┌─ SOURCE MATERIAL
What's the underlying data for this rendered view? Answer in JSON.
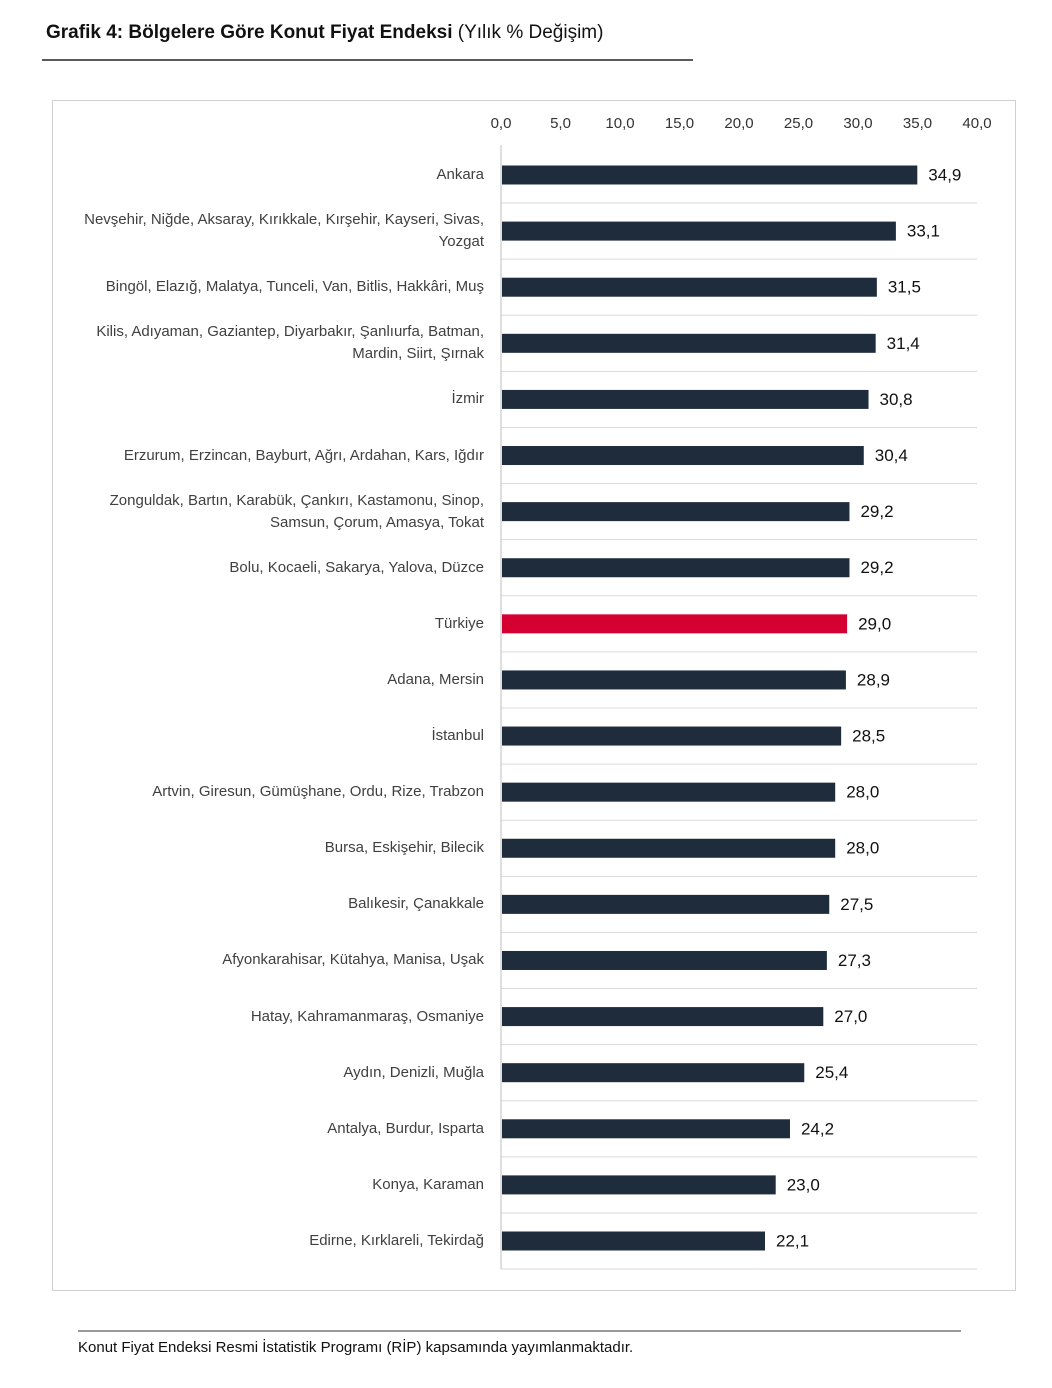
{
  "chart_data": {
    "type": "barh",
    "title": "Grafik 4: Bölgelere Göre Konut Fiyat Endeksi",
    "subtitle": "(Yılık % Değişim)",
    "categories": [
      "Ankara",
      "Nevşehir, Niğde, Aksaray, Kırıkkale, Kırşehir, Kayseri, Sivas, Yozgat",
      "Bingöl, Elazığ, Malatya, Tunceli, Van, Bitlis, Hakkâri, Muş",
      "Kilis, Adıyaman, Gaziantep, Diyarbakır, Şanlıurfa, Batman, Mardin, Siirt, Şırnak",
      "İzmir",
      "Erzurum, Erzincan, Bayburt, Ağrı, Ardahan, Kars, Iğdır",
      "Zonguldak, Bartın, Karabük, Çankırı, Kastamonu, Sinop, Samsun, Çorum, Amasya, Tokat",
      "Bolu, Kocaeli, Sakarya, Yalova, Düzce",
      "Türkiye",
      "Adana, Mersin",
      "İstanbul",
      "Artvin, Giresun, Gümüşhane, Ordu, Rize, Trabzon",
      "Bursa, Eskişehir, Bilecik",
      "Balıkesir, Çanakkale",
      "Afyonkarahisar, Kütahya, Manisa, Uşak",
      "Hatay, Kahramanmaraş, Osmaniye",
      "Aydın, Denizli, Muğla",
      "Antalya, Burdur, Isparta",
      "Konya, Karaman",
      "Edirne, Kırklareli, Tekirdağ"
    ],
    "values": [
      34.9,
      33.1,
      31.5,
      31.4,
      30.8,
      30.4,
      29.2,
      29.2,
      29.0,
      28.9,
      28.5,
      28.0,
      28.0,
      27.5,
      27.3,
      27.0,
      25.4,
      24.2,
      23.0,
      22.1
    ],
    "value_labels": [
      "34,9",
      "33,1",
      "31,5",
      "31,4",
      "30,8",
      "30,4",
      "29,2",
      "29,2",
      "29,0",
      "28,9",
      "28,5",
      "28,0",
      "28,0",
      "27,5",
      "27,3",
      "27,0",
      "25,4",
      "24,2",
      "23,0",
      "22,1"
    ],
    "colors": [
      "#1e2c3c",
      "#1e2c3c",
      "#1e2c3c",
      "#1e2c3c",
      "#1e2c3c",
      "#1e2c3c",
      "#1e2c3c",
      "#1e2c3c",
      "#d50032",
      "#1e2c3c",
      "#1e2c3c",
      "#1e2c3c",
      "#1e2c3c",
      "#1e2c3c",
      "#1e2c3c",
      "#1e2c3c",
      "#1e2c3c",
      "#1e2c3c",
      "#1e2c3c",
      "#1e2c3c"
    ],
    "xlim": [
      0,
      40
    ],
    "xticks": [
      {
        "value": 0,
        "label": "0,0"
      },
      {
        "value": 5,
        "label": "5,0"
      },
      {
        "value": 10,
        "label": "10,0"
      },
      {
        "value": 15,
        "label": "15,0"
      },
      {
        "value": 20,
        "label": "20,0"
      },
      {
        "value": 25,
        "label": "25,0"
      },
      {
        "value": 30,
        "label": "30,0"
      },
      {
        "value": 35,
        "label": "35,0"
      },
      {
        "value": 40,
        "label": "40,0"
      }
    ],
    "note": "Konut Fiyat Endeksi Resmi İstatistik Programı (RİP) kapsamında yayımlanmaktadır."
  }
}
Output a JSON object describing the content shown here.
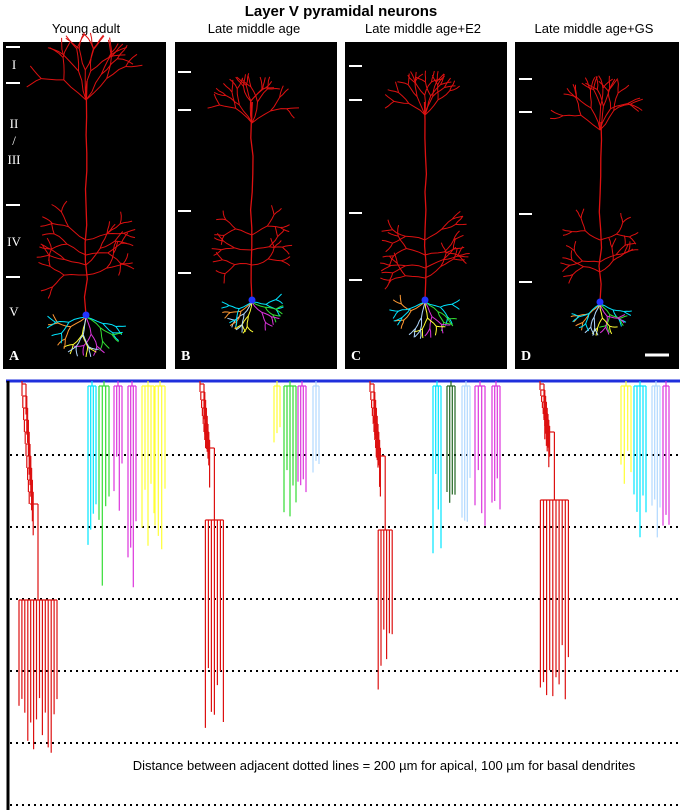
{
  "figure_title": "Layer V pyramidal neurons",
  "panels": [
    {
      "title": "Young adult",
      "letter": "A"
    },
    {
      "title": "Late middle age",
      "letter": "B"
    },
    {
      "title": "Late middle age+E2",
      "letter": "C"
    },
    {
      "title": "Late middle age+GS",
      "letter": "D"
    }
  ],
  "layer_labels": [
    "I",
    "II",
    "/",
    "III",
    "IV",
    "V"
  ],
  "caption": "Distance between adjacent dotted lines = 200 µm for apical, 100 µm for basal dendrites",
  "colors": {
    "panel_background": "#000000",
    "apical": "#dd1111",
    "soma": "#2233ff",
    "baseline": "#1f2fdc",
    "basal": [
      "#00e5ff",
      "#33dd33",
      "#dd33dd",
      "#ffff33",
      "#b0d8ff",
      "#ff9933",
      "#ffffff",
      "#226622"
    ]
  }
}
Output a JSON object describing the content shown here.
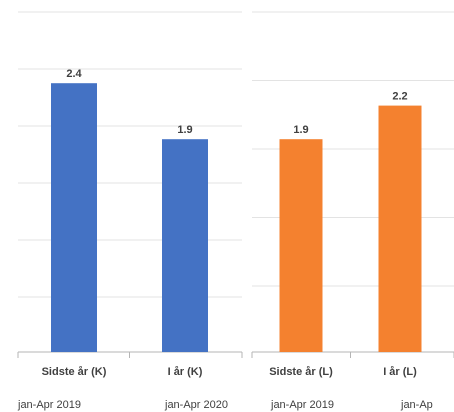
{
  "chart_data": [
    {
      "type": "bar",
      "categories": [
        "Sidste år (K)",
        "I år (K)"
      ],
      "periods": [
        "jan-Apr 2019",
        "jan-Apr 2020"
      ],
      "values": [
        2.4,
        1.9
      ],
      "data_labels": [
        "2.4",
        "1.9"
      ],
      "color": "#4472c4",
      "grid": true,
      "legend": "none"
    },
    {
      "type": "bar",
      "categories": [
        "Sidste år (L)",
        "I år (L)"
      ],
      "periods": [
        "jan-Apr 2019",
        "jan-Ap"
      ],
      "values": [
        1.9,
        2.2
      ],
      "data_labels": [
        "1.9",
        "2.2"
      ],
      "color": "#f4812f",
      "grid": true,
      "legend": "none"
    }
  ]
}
└─
Each record above should be copied character for character, with pictures dropped.

What's the underlying data for this rendered view? Answer in JSON.
{
  "chart_data": {
    "type": "barh",
    "title": "Grafik 4: Bölgelere Göre Konut Fiyat Endeksi",
    "subtitle": "(Yılık % Değişim)",
    "categories": [
      "Ankara",
      "Nevşehir, Niğde, Aksaray, Kırıkkale, Kırşehir, Kayseri, Sivas, Yozgat",
      "Bingöl, Elazığ, Malatya, Tunceli, Van, Bitlis, Hakkâri, Muş",
      "Kilis, Adıyaman, Gaziantep, Diyarbakır, Şanlıurfa, Batman, Mardin, Siirt, Şırnak",
      "İzmir",
      "Erzurum, Erzincan, Bayburt, Ağrı, Ardahan, Kars, Iğdır",
      "Zonguldak, Bartın, Karabük, Çankırı, Kastamonu, Sinop, Samsun, Çorum, Amasya, Tokat",
      "Bolu, Kocaeli, Sakarya, Yalova, Düzce",
      "Türkiye",
      "Adana, Mersin",
      "İstanbul",
      "Artvin, Giresun, Gümüşhane, Ordu, Rize, Trabzon",
      "Bursa, Eskişehir, Bilecik",
      "Balıkesir, Çanakkale",
      "Afyonkarahisar, Kütahya, Manisa, Uşak",
      "Hatay, Kahramanmaraş, Osmaniye",
      "Aydın, Denizli, Muğla",
      "Antalya, Burdur, Isparta",
      "Konya, Karaman",
      "Edirne, Kırklareli, Tekirdağ"
    ],
    "values": [
      34.9,
      33.1,
      31.5,
      31.4,
      30.8,
      30.4,
      29.2,
      29.2,
      29.0,
      28.9,
      28.5,
      28.0,
      28.0,
      27.5,
      27.3,
      27.0,
      25.4,
      24.2,
      23.0,
      22.1
    ],
    "value_labels": [
      "34,9",
      "33,1",
      "31,5",
      "31,4",
      "30,8",
      "30,4",
      "29,2",
      "29,2",
      "29,0",
      "28,9",
      "28,5",
      "28,0",
      "28,0",
      "27,5",
      "27,3",
      "27,0",
      "25,4",
      "24,2",
      "23,0",
      "22,1"
    ],
    "colors": [
      "#1e2c3c",
      "#1e2c3c",
      "#1e2c3c",
      "#1e2c3c",
      "#1e2c3c",
      "#1e2c3c",
      "#1e2c3c",
      "#1e2c3c",
      "#d50032",
      "#1e2c3c",
      "#1e2c3c",
      "#1e2c3c",
      "#1e2c3c",
      "#1e2c3c",
      "#1e2c3c",
      "#1e2c3c",
      "#1e2c3c",
      "#1e2c3c",
      "#1e2c3c",
      "#1e2c3c"
    ],
    "xlim": [
      0,
      40
    ],
    "xticks": [
      {
        "value": 0,
        "label": "0,0"
      },
      {
        "value": 5,
        "label": "5,0"
      },
      {
        "value": 10,
        "label": "10,0"
      },
      {
        "value": 15,
        "label": "15,0"
      },
      {
        "value": 20,
        "label": "20,0"
      },
      {
        "value": 25,
        "label": "25,0"
      },
      {
        "value": 30,
        "label": "30,0"
      },
      {
        "value": 35,
        "label": "35,0"
      },
      {
        "value": 40,
        "label": "40,0"
      }
    ],
    "note": "Konut Fiyat Endeksi Resmi İstatistik Programı (RİP) kapsamında yayımlanmaktadır."
  }
}
Output a JSON object describing the content shown here.
{
  "figure_title": "Layer V pyramidal neurons",
  "panels": [
    {
      "title": "Young adult",
      "letter": "A"
    },
    {
      "title": "Late middle age",
      "letter": "B"
    },
    {
      "title": "Late middle age+E2",
      "letter": "C"
    },
    {
      "title": "Late middle age+GS",
      "letter": "D"
    }
  ],
  "layer_labels": [
    "I",
    "II",
    "/",
    "III",
    "IV",
    "V"
  ],
  "caption": "Distance between adjacent dotted lines = 200 µm for apical, 100 µm for basal dendrites",
  "colors": {
    "panel_background": "#000000",
    "apical": "#dd1111",
    "soma": "#2233ff",
    "baseline": "#1f2fdc",
    "basal": [
      "#00e5ff",
      "#33dd33",
      "#dd33dd",
      "#ffff33",
      "#b0d8ff",
      "#ff9933",
      "#ffffff",
      "#226622"
    ]
  }
}
Output a JSON object describing the content shown here.
{
  "chart_data": [
    {
      "type": "bar",
      "categories": [
        "Sidste år (K)",
        "I år (K)"
      ],
      "periods": [
        "jan-Apr 2019",
        "jan-Apr 2020"
      ],
      "values": [
        2.4,
        1.9
      ],
      "data_labels": [
        "2.4",
        "1.9"
      ],
      "color": "#4472c4",
      "grid": true,
      "legend": "none"
    },
    {
      "type": "bar",
      "categories": [
        "Sidste år (L)",
        "I år (L)"
      ],
      "periods": [
        "jan-Apr 2019",
        "jan-Ap"
      ],
      "values": [
        1.9,
        2.2
      ],
      "data_labels": [
        "1.9",
        "2.2"
      ],
      "color": "#f4812f",
      "grid": true,
      "legend": "none"
    }
  ]
}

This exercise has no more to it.